Material for this exercise =

--*--

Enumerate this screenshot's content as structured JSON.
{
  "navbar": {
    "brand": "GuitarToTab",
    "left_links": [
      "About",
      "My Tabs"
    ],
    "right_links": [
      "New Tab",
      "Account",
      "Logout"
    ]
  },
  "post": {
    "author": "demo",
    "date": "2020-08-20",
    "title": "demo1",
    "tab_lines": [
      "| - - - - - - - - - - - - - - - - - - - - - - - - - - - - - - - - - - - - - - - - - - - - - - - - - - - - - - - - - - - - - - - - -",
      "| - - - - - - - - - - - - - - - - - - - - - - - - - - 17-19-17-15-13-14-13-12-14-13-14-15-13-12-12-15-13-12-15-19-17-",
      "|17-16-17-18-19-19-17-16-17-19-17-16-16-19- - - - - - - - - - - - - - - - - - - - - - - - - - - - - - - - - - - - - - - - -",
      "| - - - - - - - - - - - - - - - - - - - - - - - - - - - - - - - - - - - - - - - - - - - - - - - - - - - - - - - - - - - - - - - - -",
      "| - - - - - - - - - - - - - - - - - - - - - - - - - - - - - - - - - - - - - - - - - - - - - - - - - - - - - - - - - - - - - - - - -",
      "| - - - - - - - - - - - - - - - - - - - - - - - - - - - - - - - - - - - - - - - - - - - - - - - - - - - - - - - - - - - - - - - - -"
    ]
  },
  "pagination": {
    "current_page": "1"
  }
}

--*--

The exercise = Nothing should be left out: repeat all of the data exactly.

Output of the exercise =
Enumerate this screenshot's content as structured JSON.
{
  "navbar": {
    "brand": "GuitarToTab",
    "left_links": [
      "About",
      "My Tabs"
    ],
    "right_links": [
      "New Tab",
      "Account",
      "Logout"
    ]
  },
  "post": {
    "author": "demo",
    "date": "2020-08-20",
    "title": "demo1",
    "tab_lines": [
      "| - - - - - - - - - - - - - - - - - - - - - - - - - - - - - - - - - - - - - - - - - - - - - - - - - - - - - - - - - - - - - - - - -",
      "| - - - - - - - - - - - - - - - - - - - - - - - - - - 17-19-17-15-13-14-13-12-14-13-14-15-13-12-12-15-13-12-15-19-17-",
      "|17-16-17-18-19-19-17-16-17-19-17-16-16-19- - - - - - - - - - - - - - - - - - - - - - - - - - - - - - - - - - - - - - - - -",
      "| - - - - - - - - - - - - - - - - - - - - - - - - - - - - - - - - - - - - - - - - - - - - - - - - - - - - - - - - - - - - - - - - -",
      "| - - - - - - - - - - - - - - - - - - - - - - - - - - - - - - - - - - - - - - - - - - - - - - - - - - - - - - - - - - - - - - - - -",
      "| - - - - - - - - - - - - - - - - - - - - - - - - - - - - - - - - - - - - - - - - - - - - - - - - - - - - - - - - - - - - - - - - -"
    ]
  },
  "pagination": {
    "current_page": "1"
  }
}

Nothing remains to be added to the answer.